## Requirements
Reproduce verbatim every line from the start of the records down to the line containing "proof-2-label: Proof 2: bbox=[13, 378, 114, 404]", including both ends.

^^^^^^^^^^^^^^^^

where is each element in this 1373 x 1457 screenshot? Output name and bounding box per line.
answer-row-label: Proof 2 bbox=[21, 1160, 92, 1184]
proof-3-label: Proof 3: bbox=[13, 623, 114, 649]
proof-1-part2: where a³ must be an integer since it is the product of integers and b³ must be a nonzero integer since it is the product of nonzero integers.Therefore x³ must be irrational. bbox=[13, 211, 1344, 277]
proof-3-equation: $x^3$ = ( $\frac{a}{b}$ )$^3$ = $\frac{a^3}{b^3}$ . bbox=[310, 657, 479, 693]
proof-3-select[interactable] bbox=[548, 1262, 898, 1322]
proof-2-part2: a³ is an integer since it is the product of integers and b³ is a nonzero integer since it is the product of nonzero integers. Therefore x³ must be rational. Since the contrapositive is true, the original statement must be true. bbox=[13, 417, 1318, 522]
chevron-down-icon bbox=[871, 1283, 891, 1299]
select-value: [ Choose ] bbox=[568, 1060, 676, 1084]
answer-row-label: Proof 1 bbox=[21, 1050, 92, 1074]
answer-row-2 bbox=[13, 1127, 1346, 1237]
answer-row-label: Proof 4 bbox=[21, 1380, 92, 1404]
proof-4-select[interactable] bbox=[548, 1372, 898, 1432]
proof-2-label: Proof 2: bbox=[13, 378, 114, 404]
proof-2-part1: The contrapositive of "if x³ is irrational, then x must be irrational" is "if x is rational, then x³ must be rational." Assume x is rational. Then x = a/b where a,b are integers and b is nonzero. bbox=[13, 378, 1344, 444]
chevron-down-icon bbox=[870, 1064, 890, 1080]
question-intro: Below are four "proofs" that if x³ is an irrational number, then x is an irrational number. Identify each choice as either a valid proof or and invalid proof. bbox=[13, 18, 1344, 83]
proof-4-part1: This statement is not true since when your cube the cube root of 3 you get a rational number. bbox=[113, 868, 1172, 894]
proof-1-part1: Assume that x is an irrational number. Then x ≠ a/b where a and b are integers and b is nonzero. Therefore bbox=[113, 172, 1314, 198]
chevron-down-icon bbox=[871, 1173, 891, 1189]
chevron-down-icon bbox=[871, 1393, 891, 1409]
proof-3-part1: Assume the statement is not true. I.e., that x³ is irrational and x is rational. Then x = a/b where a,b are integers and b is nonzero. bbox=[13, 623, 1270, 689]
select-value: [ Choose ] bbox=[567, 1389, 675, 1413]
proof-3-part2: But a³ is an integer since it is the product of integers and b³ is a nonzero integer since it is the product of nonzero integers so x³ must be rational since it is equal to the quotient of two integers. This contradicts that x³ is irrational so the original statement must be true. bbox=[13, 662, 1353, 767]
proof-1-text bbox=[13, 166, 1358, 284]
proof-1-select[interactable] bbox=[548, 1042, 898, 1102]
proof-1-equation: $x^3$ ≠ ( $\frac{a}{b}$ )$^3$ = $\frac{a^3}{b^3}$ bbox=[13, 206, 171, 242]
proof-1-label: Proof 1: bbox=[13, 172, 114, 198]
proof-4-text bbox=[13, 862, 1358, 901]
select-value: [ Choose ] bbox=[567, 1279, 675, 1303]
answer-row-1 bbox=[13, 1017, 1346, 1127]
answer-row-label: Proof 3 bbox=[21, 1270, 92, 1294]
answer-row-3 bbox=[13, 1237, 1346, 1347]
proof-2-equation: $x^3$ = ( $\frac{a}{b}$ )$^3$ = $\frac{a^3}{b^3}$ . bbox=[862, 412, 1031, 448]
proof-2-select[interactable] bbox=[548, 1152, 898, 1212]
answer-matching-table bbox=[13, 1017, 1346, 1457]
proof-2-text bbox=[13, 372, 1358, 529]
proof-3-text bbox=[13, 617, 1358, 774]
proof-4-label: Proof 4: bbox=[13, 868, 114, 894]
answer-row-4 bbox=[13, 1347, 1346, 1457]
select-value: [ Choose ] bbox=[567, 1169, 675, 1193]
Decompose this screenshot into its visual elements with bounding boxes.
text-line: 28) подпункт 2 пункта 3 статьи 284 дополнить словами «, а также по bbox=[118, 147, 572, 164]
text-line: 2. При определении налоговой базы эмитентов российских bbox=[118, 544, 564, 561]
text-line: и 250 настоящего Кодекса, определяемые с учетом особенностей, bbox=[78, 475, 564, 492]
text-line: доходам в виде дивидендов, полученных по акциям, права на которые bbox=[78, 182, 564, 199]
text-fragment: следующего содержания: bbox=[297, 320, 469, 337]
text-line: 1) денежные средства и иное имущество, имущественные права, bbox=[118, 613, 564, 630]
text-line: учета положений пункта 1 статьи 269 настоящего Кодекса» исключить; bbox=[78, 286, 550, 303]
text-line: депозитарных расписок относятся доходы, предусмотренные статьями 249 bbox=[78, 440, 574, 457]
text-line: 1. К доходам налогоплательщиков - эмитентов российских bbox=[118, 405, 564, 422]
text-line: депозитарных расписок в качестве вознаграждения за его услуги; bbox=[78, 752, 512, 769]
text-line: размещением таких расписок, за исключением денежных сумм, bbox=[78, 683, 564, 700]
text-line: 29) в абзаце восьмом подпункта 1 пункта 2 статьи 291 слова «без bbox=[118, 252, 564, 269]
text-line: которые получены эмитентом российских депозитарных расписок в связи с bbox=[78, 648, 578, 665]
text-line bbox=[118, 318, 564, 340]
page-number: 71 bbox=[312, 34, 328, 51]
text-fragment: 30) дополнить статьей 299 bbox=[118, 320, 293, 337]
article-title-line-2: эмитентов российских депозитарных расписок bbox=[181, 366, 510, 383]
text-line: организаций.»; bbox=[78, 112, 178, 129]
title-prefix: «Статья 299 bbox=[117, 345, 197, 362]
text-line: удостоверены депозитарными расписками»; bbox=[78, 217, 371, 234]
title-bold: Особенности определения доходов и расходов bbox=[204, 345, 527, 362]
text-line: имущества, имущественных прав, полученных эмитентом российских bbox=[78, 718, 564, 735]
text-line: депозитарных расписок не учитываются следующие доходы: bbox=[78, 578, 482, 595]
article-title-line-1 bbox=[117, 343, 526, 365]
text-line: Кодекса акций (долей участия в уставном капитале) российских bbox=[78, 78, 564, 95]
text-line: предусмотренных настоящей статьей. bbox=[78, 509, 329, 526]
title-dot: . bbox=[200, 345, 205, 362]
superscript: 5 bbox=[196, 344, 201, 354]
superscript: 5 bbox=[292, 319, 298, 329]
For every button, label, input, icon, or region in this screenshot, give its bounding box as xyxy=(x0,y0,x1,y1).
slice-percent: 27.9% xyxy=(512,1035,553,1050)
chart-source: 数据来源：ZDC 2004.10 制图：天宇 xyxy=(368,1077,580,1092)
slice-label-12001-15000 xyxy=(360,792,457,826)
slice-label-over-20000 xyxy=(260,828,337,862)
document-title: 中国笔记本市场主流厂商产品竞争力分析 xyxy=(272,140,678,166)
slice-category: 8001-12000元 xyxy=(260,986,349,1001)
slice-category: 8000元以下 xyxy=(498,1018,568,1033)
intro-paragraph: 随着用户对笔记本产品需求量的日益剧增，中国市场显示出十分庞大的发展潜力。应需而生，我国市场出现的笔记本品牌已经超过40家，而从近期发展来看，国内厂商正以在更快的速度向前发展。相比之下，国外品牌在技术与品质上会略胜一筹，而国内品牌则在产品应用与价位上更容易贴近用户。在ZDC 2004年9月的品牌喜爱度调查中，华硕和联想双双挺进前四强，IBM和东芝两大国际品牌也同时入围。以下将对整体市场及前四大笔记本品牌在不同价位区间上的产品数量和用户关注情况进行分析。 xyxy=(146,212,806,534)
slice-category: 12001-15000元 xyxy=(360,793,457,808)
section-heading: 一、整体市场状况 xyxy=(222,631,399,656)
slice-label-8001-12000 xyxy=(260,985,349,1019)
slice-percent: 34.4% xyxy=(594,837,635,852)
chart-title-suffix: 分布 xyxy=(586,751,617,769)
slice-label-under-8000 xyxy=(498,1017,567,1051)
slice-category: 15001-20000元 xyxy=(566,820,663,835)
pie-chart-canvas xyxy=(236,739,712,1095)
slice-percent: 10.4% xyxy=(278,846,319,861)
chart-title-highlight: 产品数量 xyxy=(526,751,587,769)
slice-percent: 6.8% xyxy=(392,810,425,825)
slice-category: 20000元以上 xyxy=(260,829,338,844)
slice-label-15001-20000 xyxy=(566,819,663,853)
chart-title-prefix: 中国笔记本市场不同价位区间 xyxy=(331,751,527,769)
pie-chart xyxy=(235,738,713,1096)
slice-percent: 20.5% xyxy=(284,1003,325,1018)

^^^^^^^^^^^^^^^^

## Task response
where is each element in this 1373 x 1457 screenshot? Output name and bounding box per line.
answer-row-label: Proof 2 bbox=[21, 1160, 92, 1184]
proof-3-label: Proof 3: bbox=[13, 623, 114, 649]
proof-1-part2: where a³ must be an integer since it is the product of integers and b³ must be a nonzero integer since it is the product of nonzero integers.Therefore x³ must be irrational. bbox=[13, 211, 1344, 277]
proof-3-equation: $x^3$ = ( $\frac{a}{b}$ )$^3$ = $\frac{a^3}{b^3}$ . bbox=[310, 657, 479, 693]
proof-3-select[interactable] bbox=[548, 1262, 898, 1322]
proof-2-part2: a³ is an integer since it is the product of integers and b³ is a nonzero integer since it is the product of nonzero integers. Therefore x³ must be rational. Since the contrapositive is true, the original statement must be true. bbox=[13, 417, 1318, 522]
chevron-down-icon bbox=[871, 1283, 891, 1299]
select-value: [ Choose ] bbox=[568, 1060, 676, 1084]
answer-row-label: Proof 1 bbox=[21, 1050, 92, 1074]
answer-row-2 bbox=[13, 1127, 1346, 1237]
answer-row-label: Proof 4 bbox=[21, 1380, 92, 1404]
proof-4-select[interactable] bbox=[548, 1372, 898, 1432]
proof-2-label: Proof 2: bbox=[13, 378, 114, 404]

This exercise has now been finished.